Now for the best part, how can one tell if their ruby was treated, synthetic, imitation or a natural red wonder? Well the most obvious answer is get a professional to look at it. Second, like with all gemstones look at the cost. If the price is too good to be true then it probably is. Sometimes traders don’t know their material and this can work in your favour or against you, buyer beware. If you have a loupe or a strong magnifying glass there are a few things you can look for in your ruby. For the assembled or glass filled rubies the difference in lustre between the glass and the ruby can help in identification. With a loupe, looking at the light reflected off of your ruby, examine for cracks and fractures, if you see a difference in lustre, or shine, the duller material is the glass and the brighter material is your ruby. You may also see bubbles in your filled fractures from the glass.
Microscopic view into an assembled (glass-filled) ruby. Air bubbles within the glass gives it away as round bubbled never form within natural minerals.
For heat treatments you need a microscope but if you happen to see inclusions in your ruby, especially other minerals look at the crystal surrounding the inclusion. If you see cracks or minor fractures radiating out from an inclusion, like a lily pad, that is possible evidence of heat treatment. The heat caused the inclusion to expand and contract at a different rate compared to the rest of the ruby, thus stressing the ruby and causing it to crack. You may also see “healed” fractures but alas you will need a professional eye to show you what I’m referring too. Oiling is fairly easy to identify as your hand/fingers may become red after handling the stone. You will also notice with your loupe that the colour of the stone is concentrated along fractures within the crystal.

| Task instructions |
In the passage on identifying rubies, what appearance around an inclusion is described as possible evidence of heat treatment?

| Rows |

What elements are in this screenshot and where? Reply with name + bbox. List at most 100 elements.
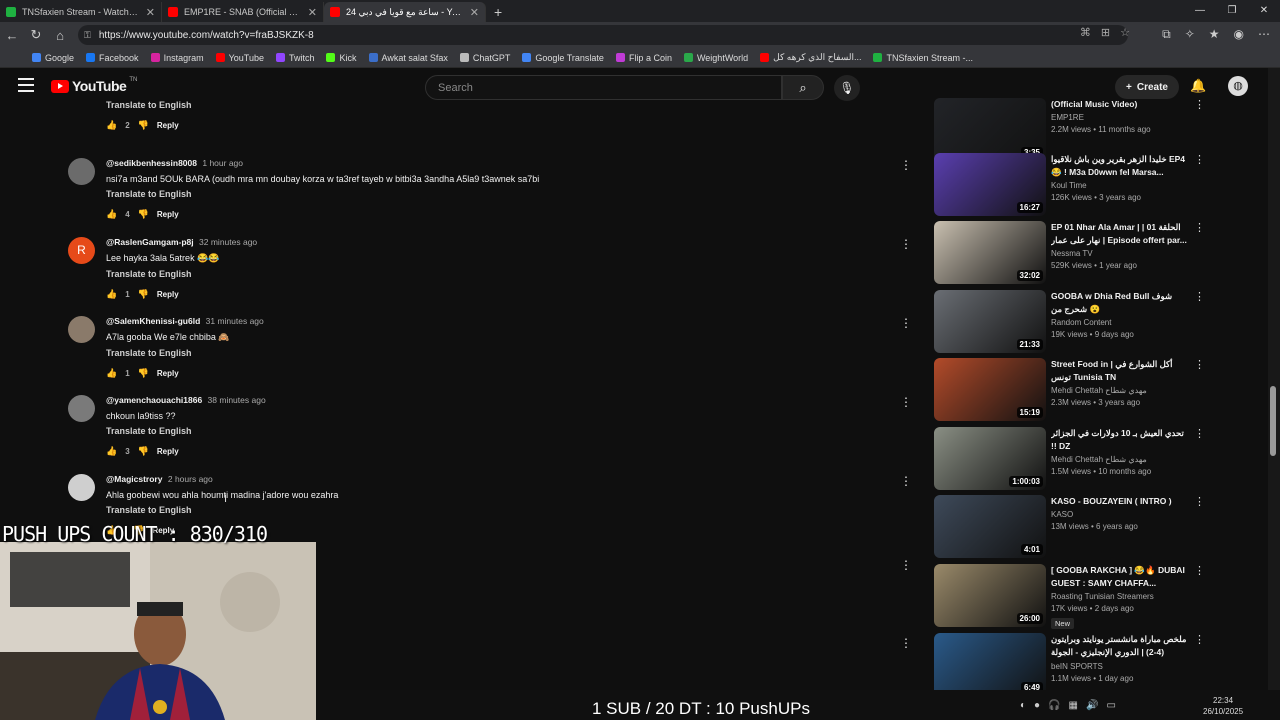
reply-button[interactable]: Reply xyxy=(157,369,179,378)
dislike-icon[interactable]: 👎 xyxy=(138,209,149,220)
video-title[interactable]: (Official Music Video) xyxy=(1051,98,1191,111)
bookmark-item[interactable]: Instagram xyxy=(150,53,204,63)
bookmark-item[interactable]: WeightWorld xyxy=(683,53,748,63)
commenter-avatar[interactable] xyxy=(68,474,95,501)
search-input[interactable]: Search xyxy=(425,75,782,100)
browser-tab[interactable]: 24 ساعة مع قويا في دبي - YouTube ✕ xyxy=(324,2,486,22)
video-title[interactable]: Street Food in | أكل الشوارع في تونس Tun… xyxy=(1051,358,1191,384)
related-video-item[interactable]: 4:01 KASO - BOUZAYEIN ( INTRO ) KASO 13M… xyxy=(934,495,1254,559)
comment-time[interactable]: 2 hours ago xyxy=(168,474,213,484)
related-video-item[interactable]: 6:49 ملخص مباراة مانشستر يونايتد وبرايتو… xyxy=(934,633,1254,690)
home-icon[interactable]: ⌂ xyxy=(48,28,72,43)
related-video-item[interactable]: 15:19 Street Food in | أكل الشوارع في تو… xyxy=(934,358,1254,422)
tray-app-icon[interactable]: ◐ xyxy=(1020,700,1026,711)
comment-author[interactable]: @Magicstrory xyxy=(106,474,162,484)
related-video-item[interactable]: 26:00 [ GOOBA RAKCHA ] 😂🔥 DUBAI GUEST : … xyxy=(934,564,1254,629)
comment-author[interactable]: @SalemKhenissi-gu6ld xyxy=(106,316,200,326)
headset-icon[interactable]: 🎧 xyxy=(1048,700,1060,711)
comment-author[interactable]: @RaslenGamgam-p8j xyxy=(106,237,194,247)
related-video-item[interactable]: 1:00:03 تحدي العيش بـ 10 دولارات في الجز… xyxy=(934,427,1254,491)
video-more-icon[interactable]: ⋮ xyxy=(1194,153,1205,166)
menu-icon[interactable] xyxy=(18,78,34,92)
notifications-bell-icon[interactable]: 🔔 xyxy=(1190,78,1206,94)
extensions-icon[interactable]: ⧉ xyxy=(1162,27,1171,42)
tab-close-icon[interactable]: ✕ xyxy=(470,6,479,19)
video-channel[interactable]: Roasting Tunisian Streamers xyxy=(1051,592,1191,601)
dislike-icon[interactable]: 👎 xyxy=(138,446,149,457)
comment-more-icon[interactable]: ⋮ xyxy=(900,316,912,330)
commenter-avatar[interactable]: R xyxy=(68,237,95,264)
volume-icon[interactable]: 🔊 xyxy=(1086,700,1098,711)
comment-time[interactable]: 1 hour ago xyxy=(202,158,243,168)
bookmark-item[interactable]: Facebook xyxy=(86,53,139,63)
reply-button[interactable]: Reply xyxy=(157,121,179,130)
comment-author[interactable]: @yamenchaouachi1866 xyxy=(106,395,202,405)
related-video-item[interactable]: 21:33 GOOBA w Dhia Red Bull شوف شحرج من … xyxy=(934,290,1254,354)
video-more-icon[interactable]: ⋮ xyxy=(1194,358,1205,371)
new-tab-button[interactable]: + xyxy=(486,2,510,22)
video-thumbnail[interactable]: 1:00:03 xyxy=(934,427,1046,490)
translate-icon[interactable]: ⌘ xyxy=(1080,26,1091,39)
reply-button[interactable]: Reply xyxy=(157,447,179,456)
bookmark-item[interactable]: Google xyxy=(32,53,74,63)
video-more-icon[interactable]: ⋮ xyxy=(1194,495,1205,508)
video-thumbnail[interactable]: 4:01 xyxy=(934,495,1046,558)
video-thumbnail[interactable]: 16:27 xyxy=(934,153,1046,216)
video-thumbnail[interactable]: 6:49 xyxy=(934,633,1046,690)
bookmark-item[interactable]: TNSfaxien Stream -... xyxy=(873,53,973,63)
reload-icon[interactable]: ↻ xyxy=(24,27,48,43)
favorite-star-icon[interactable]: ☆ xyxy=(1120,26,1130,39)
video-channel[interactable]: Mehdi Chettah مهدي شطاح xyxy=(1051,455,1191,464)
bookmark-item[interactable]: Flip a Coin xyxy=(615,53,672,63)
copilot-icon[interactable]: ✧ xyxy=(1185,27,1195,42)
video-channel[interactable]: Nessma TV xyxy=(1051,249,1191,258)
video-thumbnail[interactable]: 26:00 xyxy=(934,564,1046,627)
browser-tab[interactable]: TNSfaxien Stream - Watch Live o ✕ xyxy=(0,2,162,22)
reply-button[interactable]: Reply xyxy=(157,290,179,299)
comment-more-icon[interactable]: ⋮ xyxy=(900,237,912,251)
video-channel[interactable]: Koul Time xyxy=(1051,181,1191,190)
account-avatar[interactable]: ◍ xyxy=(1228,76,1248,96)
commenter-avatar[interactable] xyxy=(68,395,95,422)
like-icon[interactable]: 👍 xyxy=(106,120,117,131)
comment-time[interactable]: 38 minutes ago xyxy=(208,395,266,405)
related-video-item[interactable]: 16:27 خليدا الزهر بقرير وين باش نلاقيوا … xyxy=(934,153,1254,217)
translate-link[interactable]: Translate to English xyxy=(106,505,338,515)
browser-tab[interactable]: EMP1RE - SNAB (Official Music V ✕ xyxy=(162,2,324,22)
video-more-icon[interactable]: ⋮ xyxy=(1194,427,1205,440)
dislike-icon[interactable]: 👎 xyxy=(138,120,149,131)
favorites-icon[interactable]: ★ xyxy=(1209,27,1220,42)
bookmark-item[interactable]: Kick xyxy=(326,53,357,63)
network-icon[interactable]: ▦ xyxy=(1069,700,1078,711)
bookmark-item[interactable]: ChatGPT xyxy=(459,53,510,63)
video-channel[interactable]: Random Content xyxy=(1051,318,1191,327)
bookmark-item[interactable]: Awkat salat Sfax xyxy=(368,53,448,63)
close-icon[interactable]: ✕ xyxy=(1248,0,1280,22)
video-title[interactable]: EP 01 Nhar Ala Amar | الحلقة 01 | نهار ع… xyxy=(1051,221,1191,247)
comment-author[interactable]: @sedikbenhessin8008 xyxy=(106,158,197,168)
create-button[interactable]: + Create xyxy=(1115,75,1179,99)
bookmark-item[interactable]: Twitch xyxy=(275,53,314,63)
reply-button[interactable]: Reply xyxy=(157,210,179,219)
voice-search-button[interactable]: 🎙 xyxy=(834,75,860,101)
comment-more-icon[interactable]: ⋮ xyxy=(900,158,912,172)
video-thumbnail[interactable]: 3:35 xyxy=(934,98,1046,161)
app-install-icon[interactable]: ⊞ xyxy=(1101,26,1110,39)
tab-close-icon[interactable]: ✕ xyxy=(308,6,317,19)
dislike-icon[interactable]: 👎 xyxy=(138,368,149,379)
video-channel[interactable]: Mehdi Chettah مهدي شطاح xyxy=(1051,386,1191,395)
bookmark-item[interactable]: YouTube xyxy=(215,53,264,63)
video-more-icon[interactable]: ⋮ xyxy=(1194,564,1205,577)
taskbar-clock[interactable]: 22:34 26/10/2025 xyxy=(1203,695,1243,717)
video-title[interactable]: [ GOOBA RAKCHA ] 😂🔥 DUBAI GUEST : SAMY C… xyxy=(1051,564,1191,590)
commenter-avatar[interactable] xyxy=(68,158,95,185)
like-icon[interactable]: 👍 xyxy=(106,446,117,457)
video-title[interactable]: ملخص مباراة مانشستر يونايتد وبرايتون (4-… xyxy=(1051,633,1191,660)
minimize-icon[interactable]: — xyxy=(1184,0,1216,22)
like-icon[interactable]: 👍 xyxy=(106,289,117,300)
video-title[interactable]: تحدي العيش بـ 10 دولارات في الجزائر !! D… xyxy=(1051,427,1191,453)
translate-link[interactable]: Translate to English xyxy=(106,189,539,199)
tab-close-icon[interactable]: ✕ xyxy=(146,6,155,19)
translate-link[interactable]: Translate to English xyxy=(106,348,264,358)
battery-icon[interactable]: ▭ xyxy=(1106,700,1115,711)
==
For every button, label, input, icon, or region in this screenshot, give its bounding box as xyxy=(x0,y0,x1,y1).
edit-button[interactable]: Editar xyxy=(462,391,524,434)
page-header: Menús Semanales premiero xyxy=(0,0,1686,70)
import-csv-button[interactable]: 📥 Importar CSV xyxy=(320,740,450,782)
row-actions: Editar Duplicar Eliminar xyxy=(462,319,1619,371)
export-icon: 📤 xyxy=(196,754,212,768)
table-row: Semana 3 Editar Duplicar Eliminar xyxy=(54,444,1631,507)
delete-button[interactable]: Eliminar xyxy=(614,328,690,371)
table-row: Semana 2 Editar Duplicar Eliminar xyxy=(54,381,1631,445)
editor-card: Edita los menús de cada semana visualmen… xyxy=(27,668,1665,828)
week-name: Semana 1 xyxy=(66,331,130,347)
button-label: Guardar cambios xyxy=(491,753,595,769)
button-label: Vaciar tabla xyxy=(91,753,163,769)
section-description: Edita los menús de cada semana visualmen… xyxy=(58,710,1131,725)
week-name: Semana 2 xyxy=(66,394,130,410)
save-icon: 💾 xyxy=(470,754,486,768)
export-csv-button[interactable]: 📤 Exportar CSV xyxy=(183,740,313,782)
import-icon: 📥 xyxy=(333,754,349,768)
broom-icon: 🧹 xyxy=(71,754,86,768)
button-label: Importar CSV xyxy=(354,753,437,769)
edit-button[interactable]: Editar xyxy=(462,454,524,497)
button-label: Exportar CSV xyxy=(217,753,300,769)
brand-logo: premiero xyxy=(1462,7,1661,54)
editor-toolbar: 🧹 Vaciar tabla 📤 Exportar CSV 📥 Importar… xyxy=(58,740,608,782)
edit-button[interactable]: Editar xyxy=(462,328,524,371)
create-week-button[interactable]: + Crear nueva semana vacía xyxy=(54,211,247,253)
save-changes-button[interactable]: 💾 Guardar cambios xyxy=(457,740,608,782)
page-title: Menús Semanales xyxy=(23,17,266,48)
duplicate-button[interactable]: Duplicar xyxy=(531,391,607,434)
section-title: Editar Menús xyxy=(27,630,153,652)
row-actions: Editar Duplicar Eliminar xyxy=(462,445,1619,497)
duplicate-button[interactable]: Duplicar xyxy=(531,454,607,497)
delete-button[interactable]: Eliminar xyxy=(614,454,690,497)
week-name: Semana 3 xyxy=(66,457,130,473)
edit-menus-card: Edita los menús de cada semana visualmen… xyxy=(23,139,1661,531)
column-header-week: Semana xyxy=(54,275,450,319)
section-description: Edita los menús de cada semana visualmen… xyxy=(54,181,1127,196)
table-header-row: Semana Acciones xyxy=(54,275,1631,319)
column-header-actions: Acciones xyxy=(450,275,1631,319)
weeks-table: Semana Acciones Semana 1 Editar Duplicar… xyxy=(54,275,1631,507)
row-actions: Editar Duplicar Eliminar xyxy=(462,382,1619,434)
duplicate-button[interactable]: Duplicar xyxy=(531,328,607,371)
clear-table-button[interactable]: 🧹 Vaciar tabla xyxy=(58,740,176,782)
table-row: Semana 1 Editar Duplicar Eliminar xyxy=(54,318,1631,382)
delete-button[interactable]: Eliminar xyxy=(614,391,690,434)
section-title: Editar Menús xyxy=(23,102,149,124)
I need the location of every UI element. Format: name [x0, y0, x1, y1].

| Finished exercise |
Cracks or minor fractures radiating out from the inclusion, like a lily pad.